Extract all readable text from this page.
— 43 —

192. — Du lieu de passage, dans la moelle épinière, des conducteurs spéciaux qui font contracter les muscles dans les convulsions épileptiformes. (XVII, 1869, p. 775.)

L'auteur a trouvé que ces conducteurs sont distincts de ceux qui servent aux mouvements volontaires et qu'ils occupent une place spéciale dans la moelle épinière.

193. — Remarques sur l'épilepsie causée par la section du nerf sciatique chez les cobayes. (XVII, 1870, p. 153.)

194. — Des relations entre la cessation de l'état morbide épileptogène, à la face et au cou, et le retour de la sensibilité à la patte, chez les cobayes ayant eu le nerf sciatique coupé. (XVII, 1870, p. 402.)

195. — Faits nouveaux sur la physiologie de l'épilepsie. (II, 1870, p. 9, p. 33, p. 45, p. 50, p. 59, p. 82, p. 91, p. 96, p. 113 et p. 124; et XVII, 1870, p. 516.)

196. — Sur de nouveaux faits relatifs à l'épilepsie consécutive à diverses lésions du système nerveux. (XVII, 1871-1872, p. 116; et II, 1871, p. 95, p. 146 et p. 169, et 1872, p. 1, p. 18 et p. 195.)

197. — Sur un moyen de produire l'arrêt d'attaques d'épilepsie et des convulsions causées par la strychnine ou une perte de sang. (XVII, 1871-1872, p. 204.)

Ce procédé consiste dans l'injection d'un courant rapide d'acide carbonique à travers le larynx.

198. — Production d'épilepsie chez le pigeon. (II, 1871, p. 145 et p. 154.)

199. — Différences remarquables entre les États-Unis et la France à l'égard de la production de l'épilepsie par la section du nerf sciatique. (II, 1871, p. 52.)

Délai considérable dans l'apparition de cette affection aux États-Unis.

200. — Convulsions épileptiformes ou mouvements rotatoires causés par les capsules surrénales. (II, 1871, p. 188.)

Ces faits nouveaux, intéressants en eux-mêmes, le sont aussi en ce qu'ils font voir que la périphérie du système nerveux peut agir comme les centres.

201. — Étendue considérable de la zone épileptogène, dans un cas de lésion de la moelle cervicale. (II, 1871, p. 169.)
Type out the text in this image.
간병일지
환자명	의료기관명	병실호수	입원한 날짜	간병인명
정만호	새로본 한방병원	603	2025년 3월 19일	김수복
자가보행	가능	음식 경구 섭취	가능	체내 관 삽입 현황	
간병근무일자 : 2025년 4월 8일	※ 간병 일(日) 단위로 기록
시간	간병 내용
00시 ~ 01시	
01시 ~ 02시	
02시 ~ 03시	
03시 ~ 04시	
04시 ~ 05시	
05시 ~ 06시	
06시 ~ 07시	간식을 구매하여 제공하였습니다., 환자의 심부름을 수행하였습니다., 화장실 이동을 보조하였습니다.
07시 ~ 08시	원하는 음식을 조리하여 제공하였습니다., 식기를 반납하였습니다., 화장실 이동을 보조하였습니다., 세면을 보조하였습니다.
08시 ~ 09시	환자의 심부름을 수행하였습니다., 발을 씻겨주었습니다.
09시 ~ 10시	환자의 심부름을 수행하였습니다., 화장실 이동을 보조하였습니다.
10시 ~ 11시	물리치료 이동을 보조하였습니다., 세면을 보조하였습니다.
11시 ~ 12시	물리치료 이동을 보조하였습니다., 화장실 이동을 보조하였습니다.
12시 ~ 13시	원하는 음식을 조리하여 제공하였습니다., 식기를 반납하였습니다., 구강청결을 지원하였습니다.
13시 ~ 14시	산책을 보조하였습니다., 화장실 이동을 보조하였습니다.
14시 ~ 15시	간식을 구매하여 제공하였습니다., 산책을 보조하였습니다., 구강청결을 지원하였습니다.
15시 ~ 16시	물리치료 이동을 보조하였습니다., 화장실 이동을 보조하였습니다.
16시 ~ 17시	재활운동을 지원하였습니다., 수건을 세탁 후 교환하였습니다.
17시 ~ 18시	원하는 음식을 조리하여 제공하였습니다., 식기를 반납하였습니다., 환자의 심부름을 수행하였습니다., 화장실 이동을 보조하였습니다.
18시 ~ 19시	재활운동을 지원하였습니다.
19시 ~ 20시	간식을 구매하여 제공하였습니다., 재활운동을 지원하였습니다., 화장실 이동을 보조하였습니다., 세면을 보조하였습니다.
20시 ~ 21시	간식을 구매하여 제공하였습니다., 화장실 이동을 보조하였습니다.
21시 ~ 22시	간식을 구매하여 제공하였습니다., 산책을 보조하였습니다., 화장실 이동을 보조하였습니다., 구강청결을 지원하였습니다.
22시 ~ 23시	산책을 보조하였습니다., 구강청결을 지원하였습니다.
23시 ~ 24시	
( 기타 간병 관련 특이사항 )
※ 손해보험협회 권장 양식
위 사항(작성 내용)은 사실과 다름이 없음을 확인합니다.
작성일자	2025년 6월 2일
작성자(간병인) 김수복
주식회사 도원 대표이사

## Stated problem
Repeat the data precisely, line by line.

## Solution to this problem
Extract all readable text from this page.
— 43 —

192. — Du lieu de passage, dans la moelle épinière, des conducteurs spéciaux qui font contracter les muscles dans les convulsions épileptiformes. (XVII, 1869, p. 775.)

L'auteur a trouvé que ces conducteurs sont distincts de ceux qui servent aux mouvements volontaires et qu'ils occupent une place spéciale dans la moelle épinière.

193. — Remarques sur l'épilepsie causée par la section du nerf sciatique chez les cobayes. (XVII, 1870, p. 153.)

194. — Des relations entre la cessation de l'état morbide épileptogène, à la face et au cou, et le retour de la sensibilité à la patte, chez les cobayes ayant eu le nerf sciatique coupé. (XVII, 1870, p. 402.)

195. — Faits nouveaux sur la physiologie de l'épilepsie. (II, 1870, p. 9, p. 33, p. 45, p. 50, p. 59, p. 82, p. 91, p. 96, p. 113 et p. 124; et XVII, 1870, p. 516.)

196. — Sur de nouveaux faits relatifs à l'épilepsie consécutive à diverses lésions du système nerveux. (XVII, 1871-1872, p. 116; et II, 1871, p. 95, p. 146 et p. 169, et 1872, p. 1, p. 18 et p. 195.)

197. — Sur un moyen de produire l'arrêt d'attaques d'épilepsie et des convulsions causées par la strychnine ou une perte de sang. (XVII, 1871-1872, p. 204.)

Ce procédé consiste dans l'injection d'un courant rapide d'acide carbonique à travers le larynx.

198. — Production d'épilepsie chez le pigeon. (II, 1871, p. 145 et p. 154.)

199. — Différences remarquables entre les États-Unis et la France à l'égard de la production de l'épilepsie par la section du nerf sciatique. (II, 1871, p. 52.)

Délai considérable dans l'apparition de cette affection aux États-Unis.

200. — Convulsions épileptiformes ou mouvements rotatoires causés par les capsules surrénales. (II, 1871, p. 188.)

Ces faits nouveaux, intéressants en eux-mêmes, le sont aussi en ce qu'ils font voir que la périphérie du système nerveux peut agir comme les centres.

201. — Étendue considérable de la zone épileptogène, dans un cas de lésion de la moelle cervicale. (II, 1871, p. 169.)
Type out the text in this image.
간병일지
환자명	의료기관명	병실호수	입원한 날짜	간병인명
정만호	새로본 한방병원	603	2025년 3월 19일	김수복
자가보행	가능	음식 경구 섭취	가능	체내 관 삽입 현황	
간병근무일자 : 2025년 4월 8일	※ 간병 일(日) 단위로 기록
시간	간병 내용
00시 ~ 01시	
01시 ~ 02시	
02시 ~ 03시	
03시 ~ 04시	
04시 ~ 05시	
05시 ~ 06시	
06시 ~ 07시	간식을 구매하여 제공하였습니다., 환자의 심부름을 수행하였습니다., 화장실 이동을 보조하였습니다.
07시 ~ 08시	원하는 음식을 조리하여 제공하였습니다., 식기를 반납하였습니다., 화장실 이동을 보조하였습니다., 세면을 보조하였습니다.
08시 ~ 09시	환자의 심부름을 수행하였습니다., 발을 씻겨주었습니다.
09시 ~ 10시	환자의 심부름을 수행하였습니다., 화장실 이동을 보조하였습니다.
10시 ~ 11시	물리치료 이동을 보조하였습니다., 세면을 보조하였습니다.
11시 ~ 12시	물리치료 이동을 보조하였습니다., 화장실 이동을 보조하였습니다.
12시 ~ 13시	원하는 음식을 조리하여 제공하였습니다., 식기를 반납하였습니다., 구강청결을 지원하였습니다.
13시 ~ 14시	산책을 보조하였습니다., 화장실 이동을 보조하였습니다.
14시 ~ 15시	간식을 구매하여 제공하였습니다., 산책을 보조하였습니다., 구강청결을 지원하였습니다.
15시 ~ 16시	물리치료 이동을 보조하였습니다., 화장실 이동을 보조하였습니다.
16시 ~ 17시	재활운동을 지원하였습니다., 수건을 세탁 후 교환하였습니다.
17시 ~ 18시	원하는 음식을 조리하여 제공하였습니다., 식기를 반납하였습니다., 환자의 심부름을 수행하였습니다., 화장실 이동을 보조하였습니다.
18시 ~ 19시	재활운동을 지원하였습니다.
19시 ~ 20시	간식을 구매하여 제공하였습니다., 재활운동을 지원하였습니다., 화장실 이동을 보조하였습니다., 세면을 보조하였습니다.
20시 ~ 21시	간식을 구매하여 제공하였습니다., 화장실 이동을 보조하였습니다.
21시 ~ 22시	간식을 구매하여 제공하였습니다., 산책을 보조하였습니다., 화장실 이동을 보조하였습니다., 구강청결을 지원하였습니다.
22시 ~ 23시	산책을 보조하였습니다., 구강청결을 지원하였습니다.
23시 ~ 24시	
( 기타 간병 관련 특이사항 )
※ 손해보험협회 권장 양식
위 사항(작성 내용)은 사실과 다름이 없음을 확인합니다.
작성일자	2025년 6월 2일
작성자(간병인) 김수복
주식회사 도원 대표이사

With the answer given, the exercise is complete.